Data provided:
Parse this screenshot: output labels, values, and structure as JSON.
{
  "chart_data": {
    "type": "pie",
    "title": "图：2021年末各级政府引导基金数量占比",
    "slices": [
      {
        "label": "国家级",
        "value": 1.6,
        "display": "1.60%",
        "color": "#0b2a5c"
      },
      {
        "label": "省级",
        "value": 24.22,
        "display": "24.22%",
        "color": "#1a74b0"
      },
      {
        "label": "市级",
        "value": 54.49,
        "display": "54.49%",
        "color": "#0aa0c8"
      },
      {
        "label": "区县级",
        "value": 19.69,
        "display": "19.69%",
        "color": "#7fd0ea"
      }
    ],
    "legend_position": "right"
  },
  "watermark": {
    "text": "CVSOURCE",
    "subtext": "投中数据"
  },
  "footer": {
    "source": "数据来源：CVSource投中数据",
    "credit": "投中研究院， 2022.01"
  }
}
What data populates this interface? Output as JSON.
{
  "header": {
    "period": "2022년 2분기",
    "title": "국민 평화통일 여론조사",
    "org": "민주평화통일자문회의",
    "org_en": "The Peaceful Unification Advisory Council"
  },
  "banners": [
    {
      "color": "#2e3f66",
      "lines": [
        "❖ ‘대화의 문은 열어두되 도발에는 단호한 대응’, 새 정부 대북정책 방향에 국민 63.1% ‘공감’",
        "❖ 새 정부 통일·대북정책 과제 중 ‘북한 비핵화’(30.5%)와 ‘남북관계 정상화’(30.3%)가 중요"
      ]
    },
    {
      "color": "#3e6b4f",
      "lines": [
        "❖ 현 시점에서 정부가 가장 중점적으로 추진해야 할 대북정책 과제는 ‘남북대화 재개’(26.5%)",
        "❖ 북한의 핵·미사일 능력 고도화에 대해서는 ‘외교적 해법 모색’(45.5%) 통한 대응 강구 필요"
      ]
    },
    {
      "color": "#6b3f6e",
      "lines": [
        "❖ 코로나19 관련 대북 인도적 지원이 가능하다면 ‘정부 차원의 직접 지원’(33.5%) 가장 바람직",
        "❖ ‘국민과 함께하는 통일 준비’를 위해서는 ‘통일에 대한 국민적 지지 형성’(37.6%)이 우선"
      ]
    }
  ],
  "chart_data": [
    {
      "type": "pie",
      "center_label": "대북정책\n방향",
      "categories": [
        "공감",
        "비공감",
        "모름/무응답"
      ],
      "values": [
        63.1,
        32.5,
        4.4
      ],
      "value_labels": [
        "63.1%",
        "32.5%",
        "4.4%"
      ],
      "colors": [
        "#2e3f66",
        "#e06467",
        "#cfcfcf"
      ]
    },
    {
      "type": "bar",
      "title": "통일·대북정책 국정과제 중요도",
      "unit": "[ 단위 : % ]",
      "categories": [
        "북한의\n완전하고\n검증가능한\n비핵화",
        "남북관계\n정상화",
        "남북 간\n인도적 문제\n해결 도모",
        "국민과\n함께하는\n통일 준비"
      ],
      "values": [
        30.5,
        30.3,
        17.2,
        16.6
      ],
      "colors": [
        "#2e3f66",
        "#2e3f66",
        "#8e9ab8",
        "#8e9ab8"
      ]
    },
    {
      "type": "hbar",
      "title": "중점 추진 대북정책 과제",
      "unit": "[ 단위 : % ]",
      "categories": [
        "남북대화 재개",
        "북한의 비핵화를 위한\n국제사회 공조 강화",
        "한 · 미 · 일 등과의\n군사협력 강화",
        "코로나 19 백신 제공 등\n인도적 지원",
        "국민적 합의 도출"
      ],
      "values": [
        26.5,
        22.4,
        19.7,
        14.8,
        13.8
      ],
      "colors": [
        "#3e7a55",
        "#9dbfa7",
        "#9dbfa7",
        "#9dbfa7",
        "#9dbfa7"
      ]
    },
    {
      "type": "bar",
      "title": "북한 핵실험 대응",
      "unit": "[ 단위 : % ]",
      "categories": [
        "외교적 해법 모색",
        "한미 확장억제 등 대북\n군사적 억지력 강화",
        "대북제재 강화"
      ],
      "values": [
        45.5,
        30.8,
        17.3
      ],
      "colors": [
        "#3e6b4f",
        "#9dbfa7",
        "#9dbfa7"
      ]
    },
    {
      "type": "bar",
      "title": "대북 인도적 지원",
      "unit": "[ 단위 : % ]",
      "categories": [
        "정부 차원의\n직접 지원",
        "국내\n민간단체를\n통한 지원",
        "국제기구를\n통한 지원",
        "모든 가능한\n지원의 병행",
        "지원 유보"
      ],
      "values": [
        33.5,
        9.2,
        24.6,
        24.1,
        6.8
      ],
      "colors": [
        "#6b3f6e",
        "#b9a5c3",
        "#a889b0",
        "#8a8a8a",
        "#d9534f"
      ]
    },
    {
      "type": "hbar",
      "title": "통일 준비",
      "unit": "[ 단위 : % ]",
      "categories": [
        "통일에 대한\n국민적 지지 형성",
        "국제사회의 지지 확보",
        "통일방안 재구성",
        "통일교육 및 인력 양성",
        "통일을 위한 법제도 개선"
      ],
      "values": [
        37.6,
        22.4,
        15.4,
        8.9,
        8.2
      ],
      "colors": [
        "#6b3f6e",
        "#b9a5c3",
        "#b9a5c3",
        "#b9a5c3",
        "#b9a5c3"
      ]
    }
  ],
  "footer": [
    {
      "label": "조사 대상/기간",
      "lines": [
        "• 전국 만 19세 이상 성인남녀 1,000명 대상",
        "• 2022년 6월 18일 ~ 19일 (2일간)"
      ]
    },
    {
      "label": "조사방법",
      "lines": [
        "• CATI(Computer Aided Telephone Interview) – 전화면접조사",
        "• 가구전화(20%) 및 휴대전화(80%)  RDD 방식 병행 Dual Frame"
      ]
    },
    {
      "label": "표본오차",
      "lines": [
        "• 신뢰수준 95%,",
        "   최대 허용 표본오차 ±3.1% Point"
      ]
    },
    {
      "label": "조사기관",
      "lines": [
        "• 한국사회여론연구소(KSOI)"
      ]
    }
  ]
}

What this task involves: Take the entries above and transcribe them in full.

Complete response:
Parse this screenshot: output labels, values, and structure as JSON.
{
  "chart_data": {
    "type": "pie",
    "title": "图：2021年末各级政府引导基金数量占比",
    "slices": [
      {
        "label": "国家级",
        "value": 1.6,
        "display": "1.60%",
        "color": "#0b2a5c"
      },
      {
        "label": "省级",
        "value": 24.22,
        "display": "24.22%",
        "color": "#1a74b0"
      },
      {
        "label": "市级",
        "value": 54.49,
        "display": "54.49%",
        "color": "#0aa0c8"
      },
      {
        "label": "区县级",
        "value": 19.69,
        "display": "19.69%",
        "color": "#7fd0ea"
      }
    ],
    "legend_position": "right"
  },
  "watermark": {
    "text": "CVSOURCE",
    "subtext": "投中数据"
  },
  "footer": {
    "source": "数据来源：CVSource投中数据",
    "credit": "投中研究院， 2022.01"
  }
}
What data populates this interface? Output as JSON.
{
  "header": {
    "period": "2022년 2분기",
    "title": "국민 평화통일 여론조사",
    "org": "민주평화통일자문회의",
    "org_en": "The Peaceful Unification Advisory Council"
  },
  "banners": [
    {
      "color": "#2e3f66",
      "lines": [
        "❖ ‘대화의 문은 열어두되 도발에는 단호한 대응’, 새 정부 대북정책 방향에 국민 63.1% ‘공감’",
        "❖ 새 정부 통일·대북정책 과제 중 ‘북한 비핵화’(30.5%)와 ‘남북관계 정상화’(30.3%)가 중요"
      ]
    },
    {
      "color": "#3e6b4f",
      "lines": [
        "❖ 현 시점에서 정부가 가장 중점적으로 추진해야 할 대북정책 과제는 ‘남북대화 재개’(26.5%)",
        "❖ 북한의 핵·미사일 능력 고도화에 대해서는 ‘외교적 해법 모색’(45.5%) 통한 대응 강구 필요"
      ]
    },
    {
      "color": "#6b3f6e",
      "lines": [
        "❖ 코로나19 관련 대북 인도적 지원이 가능하다면 ‘정부 차원의 직접 지원’(33.5%) 가장 바람직",
        "❖ ‘국민과 함께하는 통일 준비’를 위해서는 ‘통일에 대한 국민적 지지 형성’(37.6%)이 우선"
      ]
    }
  ],
  "chart_data": [
    {
      "type": "pie",
      "center_label": "대북정책\n방향",
      "categories": [
        "공감",
        "비공감",
        "모름/무응답"
      ],
      "values": [
        63.1,
        32.5,
        4.4
      ],
      "value_labels": [
        "63.1%",
        "32.5%",
        "4.4%"
      ],
      "colors": [
        "#2e3f66",
        "#e06467",
        "#cfcfcf"
      ]
    },
    {
      "type": "bar",
      "title": "통일·대북정책 국정과제 중요도",
      "unit": "[ 단위 : % ]",
      "categories": [
        "북한의\n완전하고\n검증가능한\n비핵화",
        "남북관계\n정상화",
        "남북 간\n인도적 문제\n해결 도모",
        "국민과\n함께하는\n통일 준비"
      ],
      "values": [
        30.5,
        30.3,
        17.2,
        16.6
      ],
      "colors": [
        "#2e3f66",
        "#2e3f66",
        "#8e9ab8",
        "#8e9ab8"
      ]
    },
    {
      "type": "hbar",
      "title": "중점 추진 대북정책 과제",
      "unit": "[ 단위 : % ]",
      "categories": [
        "남북대화 재개",
        "북한의 비핵화를 위한\n국제사회 공조 강화",
        "한 · 미 · 일 등과의\n군사협력 강화",
        "코로나 19 백신 제공 등\n인도적 지원",
        "국민적 합의 도출"
      ],
      "values": [
        26.5,
        22.4,
        19.7,
        14.8,
        13.8
      ],
      "colors": [
        "#3e7a55",
        "#9dbfa7",
        "#9dbfa7",
        "#9dbfa7",
        "#9dbfa7"
      ]
    },
    {
      "type": "bar",
      "title": "북한 핵실험 대응",
      "unit": "[ 단위 : % ]",
      "categories": [
        "외교적 해법 모색",
        "한미 확장억제 등 대북\n군사적 억지력 강화",
        "대북제재 강화"
      ],
      "values": [
        45.5,
        30.8,
        17.3
      ],
      "colors": [
        "#3e6b4f",
        "#9dbfa7",
        "#9dbfa7"
      ]
    },
    {
      "type": "bar",
      "title": "대북 인도적 지원",
      "unit": "[ 단위 : % ]",
      "categories": [
        "정부 차원의\n직접 지원",
        "국내\n민간단체를\n통한 지원",
        "국제기구를\n통한 지원",
        "모든 가능한\n지원의 병행",
        "지원 유보"
      ],
      "values": [
        33.5,
        9.2,
        24.6,
        24.1,
        6.8
      ],
      "colors": [
        "#6b3f6e",
        "#b9a5c3",
        "#a889b0",
        "#8a8a8a",
        "#d9534f"
      ]
    },
    {
      "type": "hbar",
      "title": "통일 준비",
      "unit": "[ 단위 : % ]",
      "categories": [
        "통일에 대한\n국민적 지지 형성",
        "국제사회의 지지 확보",
        "통일방안 재구성",
        "통일교육 및 인력 양성",
        "통일을 위한 법제도 개선"
      ],
      "values": [
        37.6,
        22.4,
        15.4,
        8.9,
        8.2
      ],
      "colors": [
        "#6b3f6e",
        "#b9a5c3",
        "#b9a5c3",
        "#b9a5c3",
        "#b9a5c3"
      ]
    }
  ],
  "footer": [
    {
      "label": "조사 대상/기간",
      "lines": [
        "• 전국 만 19세 이상 성인남녀 1,000명 대상",
        "• 2022년 6월 18일 ~ 19일 (2일간)"
      ]
    },
    {
      "label": "조사방법",
      "lines": [
        "• CATI(Computer Aided Telephone Interview) – 전화면접조사",
        "• 가구전화(20%) 및 휴대전화(80%)  RDD 방식 병행 Dual Frame"
      ]
    },
    {
      "label": "표본오차",
      "lines": [
        "• 신뢰수준 95%,",
        "   최대 허용 표본오차 ±3.1% Point"
      ]
    },
    {
      "label": "조사기관",
      "lines": [
        "• 한국사회여론연구소(KSOI)"
      ]
    }
  ]
}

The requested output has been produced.